Excerpted records:
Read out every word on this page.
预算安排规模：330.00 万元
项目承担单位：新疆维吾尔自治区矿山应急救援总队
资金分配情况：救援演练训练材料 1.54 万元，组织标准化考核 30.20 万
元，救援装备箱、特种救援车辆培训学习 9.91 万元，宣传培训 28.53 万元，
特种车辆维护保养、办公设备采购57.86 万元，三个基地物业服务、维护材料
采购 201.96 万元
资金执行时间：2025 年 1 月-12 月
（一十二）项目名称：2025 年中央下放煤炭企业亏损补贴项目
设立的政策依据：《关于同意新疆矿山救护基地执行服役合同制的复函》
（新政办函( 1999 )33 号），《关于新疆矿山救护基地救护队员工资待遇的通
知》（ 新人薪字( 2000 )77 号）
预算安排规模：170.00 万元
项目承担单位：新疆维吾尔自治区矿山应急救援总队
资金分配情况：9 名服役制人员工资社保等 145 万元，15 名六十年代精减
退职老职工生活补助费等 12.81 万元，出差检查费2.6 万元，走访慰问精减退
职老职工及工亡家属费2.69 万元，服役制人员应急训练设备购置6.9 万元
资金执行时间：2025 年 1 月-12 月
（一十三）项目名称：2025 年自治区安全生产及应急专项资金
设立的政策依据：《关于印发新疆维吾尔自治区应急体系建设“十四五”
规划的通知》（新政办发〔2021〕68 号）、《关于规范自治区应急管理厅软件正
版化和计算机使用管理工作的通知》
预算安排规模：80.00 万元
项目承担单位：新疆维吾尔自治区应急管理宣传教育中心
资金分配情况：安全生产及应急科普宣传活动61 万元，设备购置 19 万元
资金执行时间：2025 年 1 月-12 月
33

Work to do: Filter the data for the string "设立的政策依据" and copy every line that has it.

Solution to the problem:
设立的政策依据：《关于同意新疆矿山救护基地执行服役合同制的复函》
设立的政策依据：《关于印发新疆维吾尔自治区应急体系建设“十四五”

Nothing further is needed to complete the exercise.